- **Requirement**:
Once the pictures have been excluded, set down each remaining entry word for word.
◇ ◇ ◇ ◇ ◇
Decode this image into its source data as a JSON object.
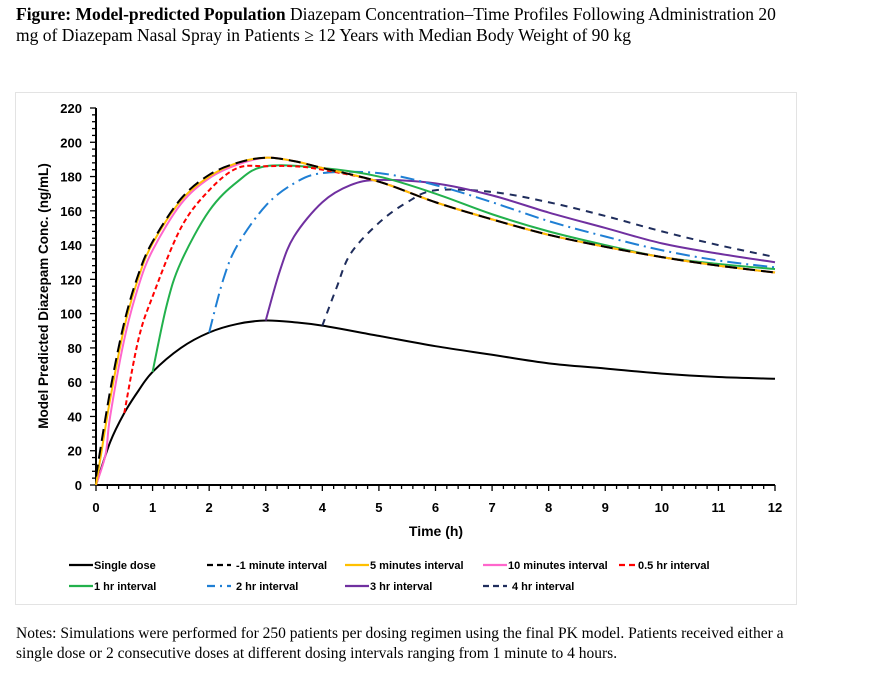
{
  "caption": {
    "bold": "Figure: Model-predicted Population",
    "rest": " Diazepam Concentration–Time Profiles Following Administration 20 mg of Diazepam Nasal Spray in Patients ≥ 12 Years with Median Body Weight of 90 kg"
  },
  "notes": "Notes: Simulations were performed for 250 patients per dosing regimen using the final PK model. Patients received either a single dose or 2 consecutive doses at different dosing intervals ranging from 1 minute to 4 hours.",
  "chart_data": {
    "type": "line",
    "xlabel": "Time (h)",
    "ylabel": "Model Predicted Diazepam Conc. (ng/mL)",
    "xlim": [
      0,
      12
    ],
    "ylim": [
      0,
      220
    ],
    "xticks": [
      "0",
      "1",
      "2",
      "3",
      "4",
      "5",
      "6",
      "7",
      "8",
      "9",
      "10",
      "11",
      "12"
    ],
    "yticks": [
      "0",
      "20",
      "40",
      "60",
      "80",
      "100",
      "120",
      "140",
      "160",
      "180",
      "200",
      "220"
    ],
    "grid": false,
    "legend_placement": "bottom",
    "series": [
      {
        "name": "Single dose",
        "color": "#000000",
        "dash": "",
        "x": [
          0,
          0.25,
          0.5,
          0.75,
          1,
          1.5,
          2,
          2.5,
          3,
          3.5,
          4,
          5,
          6,
          7,
          8,
          9,
          10,
          11,
          12
        ],
        "y": [
          0,
          25,
          42,
          55,
          66,
          80,
          89,
          94,
          96,
          95,
          93,
          87,
          81,
          76,
          71,
          68,
          65,
          63,
          62
        ]
      },
      {
        "name": "-1 minute interval",
        "color": "#000000",
        "dash": "12 6",
        "x": [
          0,
          0.25,
          0.5,
          0.75,
          1,
          1.5,
          2,
          2.5,
          3,
          3.5,
          4,
          5,
          6,
          7,
          8,
          9,
          10,
          11,
          12
        ],
        "y": [
          5,
          55,
          95,
          123,
          142,
          167,
          181,
          188,
          191,
          189,
          185,
          177,
          165,
          155,
          146,
          139,
          133,
          128,
          124
        ]
      },
      {
        "name": "5 minutes interval",
        "color": "#ffc000",
        "dash": "",
        "x": [
          0,
          0.1,
          0.25,
          0.5,
          0.75,
          1,
          1.5,
          2,
          2.5,
          3,
          3.5,
          4,
          5,
          6,
          7,
          8,
          9,
          10,
          11,
          12
        ],
        "y": [
          0,
          20,
          50,
          92,
          121,
          141,
          166,
          180,
          188,
          191,
          189,
          185,
          177,
          165,
          155,
          146,
          139,
          133,
          128,
          124
        ]
      },
      {
        "name": "10 minutes interval",
        "color": "#ff66cc",
        "dash": "",
        "x": [
          0,
          0.17,
          0.25,
          0.5,
          0.75,
          1,
          1.5,
          2,
          2.5,
          3,
          3.5,
          4,
          5,
          6,
          7,
          8,
          9,
          10,
          11,
          12
        ],
        "y": [
          0,
          18,
          40,
          85,
          116,
          137,
          164,
          179,
          187,
          191,
          189,
          185,
          177,
          165,
          155,
          146,
          139,
          133,
          128,
          124
        ]
      },
      {
        "name": "0.5 hr interval",
        "color": "#ff0000",
        "dash": "5 3",
        "x": [
          0.5,
          0.75,
          1,
          1.5,
          2,
          2.5,
          3,
          3.5,
          4,
          5,
          6,
          7,
          8,
          9,
          10,
          11,
          12
        ],
        "y": [
          42,
          85,
          110,
          150,
          172,
          185,
          186,
          186,
          184,
          177,
          165,
          155,
          146,
          139,
          133,
          128,
          124
        ]
      },
      {
        "name": "1 hr interval",
        "color": "#22b14c",
        "dash": "",
        "x": [
          1,
          1.25,
          1.5,
          2,
          2.5,
          3,
          4,
          5,
          6,
          7,
          8,
          9,
          10,
          11,
          12
        ],
        "y": [
          66,
          105,
          130,
          160,
          177,
          186,
          185,
          180,
          170,
          158,
          148,
          140,
          133,
          129,
          126
        ]
      },
      {
        "name": "2 hr interval",
        "color": "#1f7fd4",
        "dash": "14 5 2 5",
        "x": [
          2,
          2.25,
          2.5,
          3,
          3.5,
          4,
          5,
          6,
          7,
          8,
          9,
          10,
          11,
          12
        ],
        "y": [
          89,
          120,
          140,
          163,
          176,
          182,
          182,
          175,
          165,
          154,
          145,
          137,
          131,
          127
        ]
      },
      {
        "name": "3 hr interval",
        "color": "#7030a0",
        "dash": "",
        "x": [
          3,
          3.25,
          3.5,
          4,
          4.5,
          5,
          6,
          7,
          8,
          9,
          10,
          11,
          12
        ],
        "y": [
          96,
          125,
          145,
          165,
          175,
          178,
          176,
          169,
          159,
          150,
          141,
          135,
          130
        ]
      },
      {
        "name": "4 hr interval",
        "color": "#1f2d5c",
        "dash": "7 6",
        "x": [
          4,
          4.25,
          4.5,
          5,
          5.5,
          6,
          7,
          8,
          9,
          10,
          11,
          12
        ],
        "y": [
          93,
          115,
          135,
          153,
          165,
          172,
          171,
          165,
          157,
          148,
          140,
          133
        ]
      }
    ]
  }
}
◇ ◇ ◇ ◇ ◇
- **Completed exercise**:
Decode this image into its source data as a JSON object.
{
  "caption": {
    "bold": "Figure: Model-predicted Population",
    "rest": " Diazepam Concentration–Time Profiles Following Administration 20 mg of Diazepam Nasal Spray in Patients ≥ 12 Years with Median Body Weight of 90 kg"
  },
  "notes": "Notes: Simulations were performed for 250 patients per dosing regimen using the final PK model. Patients received either a single dose or 2 consecutive doses at different dosing intervals ranging from 1 minute to 4 hours.",
  "chart_data": {
    "type": "line",
    "xlabel": "Time (h)",
    "ylabel": "Model Predicted Diazepam Conc. (ng/mL)",
    "xlim": [
      0,
      12
    ],
    "ylim": [
      0,
      220
    ],
    "xticks": [
      "0",
      "1",
      "2",
      "3",
      "4",
      "5",
      "6",
      "7",
      "8",
      "9",
      "10",
      "11",
      "12"
    ],
    "yticks": [
      "0",
      "20",
      "40",
      "60",
      "80",
      "100",
      "120",
      "140",
      "160",
      "180",
      "200",
      "220"
    ],
    "grid": false,
    "legend_placement": "bottom",
    "series": [
      {
        "name": "Single dose",
        "color": "#000000",
        "dash": "",
        "x": [
          0,
          0.25,
          0.5,
          0.75,
          1,
          1.5,
          2,
          2.5,
          3,
          3.5,
          4,
          5,
          6,
          7,
          8,
          9,
          10,
          11,
          12
        ],
        "y": [
          0,
          25,
          42,
          55,
          66,
          80,
          89,
          94,
          96,
          95,
          93,
          87,
          81,
          76,
          71,
          68,
          65,
          63,
          62
        ]
      },
      {
        "name": "-1 minute interval",
        "color": "#000000",
        "dash": "12 6",
        "x": [
          0,
          0.25,
          0.5,
          0.75,
          1,
          1.5,
          2,
          2.5,
          3,
          3.5,
          4,
          5,
          6,
          7,
          8,
          9,
          10,
          11,
          12
        ],
        "y": [
          5,
          55,
          95,
          123,
          142,
          167,
          181,
          188,
          191,
          189,
          185,
          177,
          165,
          155,
          146,
          139,
          133,
          128,
          124
        ]
      },
      {
        "name": "5 minutes interval",
        "color": "#ffc000",
        "dash": "",
        "x": [
          0,
          0.1,
          0.25,
          0.5,
          0.75,
          1,
          1.5,
          2,
          2.5,
          3,
          3.5,
          4,
          5,
          6,
          7,
          8,
          9,
          10,
          11,
          12
        ],
        "y": [
          0,
          20,
          50,
          92,
          121,
          141,
          166,
          180,
          188,
          191,
          189,
          185,
          177,
          165,
          155,
          146,
          139,
          133,
          128,
          124
        ]
      },
      {
        "name": "10 minutes interval",
        "color": "#ff66cc",
        "dash": "",
        "x": [
          0,
          0.17,
          0.25,
          0.5,
          0.75,
          1,
          1.5,
          2,
          2.5,
          3,
          3.5,
          4,
          5,
          6,
          7,
          8,
          9,
          10,
          11,
          12
        ],
        "y": [
          0,
          18,
          40,
          85,
          116,
          137,
          164,
          179,
          187,
          191,
          189,
          185,
          177,
          165,
          155,
          146,
          139,
          133,
          128,
          124
        ]
      },
      {
        "name": "0.5 hr interval",
        "color": "#ff0000",
        "dash": "5 3",
        "x": [
          0.5,
          0.75,
          1,
          1.5,
          2,
          2.5,
          3,
          3.5,
          4,
          5,
          6,
          7,
          8,
          9,
          10,
          11,
          12
        ],
        "y": [
          42,
          85,
          110,
          150,
          172,
          185,
          186,
          186,
          184,
          177,
          165,
          155,
          146,
          139,
          133,
          128,
          124
        ]
      },
      {
        "name": "1 hr interval",
        "color": "#22b14c",
        "dash": "",
        "x": [
          1,
          1.25,
          1.5,
          2,
          2.5,
          3,
          4,
          5,
          6,
          7,
          8,
          9,
          10,
          11,
          12
        ],
        "y": [
          66,
          105,
          130,
          160,
          177,
          186,
          185,
          180,
          170,
          158,
          148,
          140,
          133,
          129,
          126
        ]
      },
      {
        "name": "2 hr interval",
        "color": "#1f7fd4",
        "dash": "14 5 2 5",
        "x": [
          2,
          2.25,
          2.5,
          3,
          3.5,
          4,
          5,
          6,
          7,
          8,
          9,
          10,
          11,
          12
        ],
        "y": [
          89,
          120,
          140,
          163,
          176,
          182,
          182,
          175,
          165,
          154,
          145,
          137,
          131,
          127
        ]
      },
      {
        "name": "3 hr interval",
        "color": "#7030a0",
        "dash": "",
        "x": [
          3,
          3.25,
          3.5,
          4,
          4.5,
          5,
          6,
          7,
          8,
          9,
          10,
          11,
          12
        ],
        "y": [
          96,
          125,
          145,
          165,
          175,
          178,
          176,
          169,
          159,
          150,
          141,
          135,
          130
        ]
      },
      {
        "name": "4 hr interval",
        "color": "#1f2d5c",
        "dash": "7 6",
        "x": [
          4,
          4.25,
          4.5,
          5,
          5.5,
          6,
          7,
          8,
          9,
          10,
          11,
          12
        ],
        "y": [
          93,
          115,
          135,
          153,
          165,
          172,
          171,
          165,
          157,
          148,
          140,
          133
        ]
      }
    ]
  }
}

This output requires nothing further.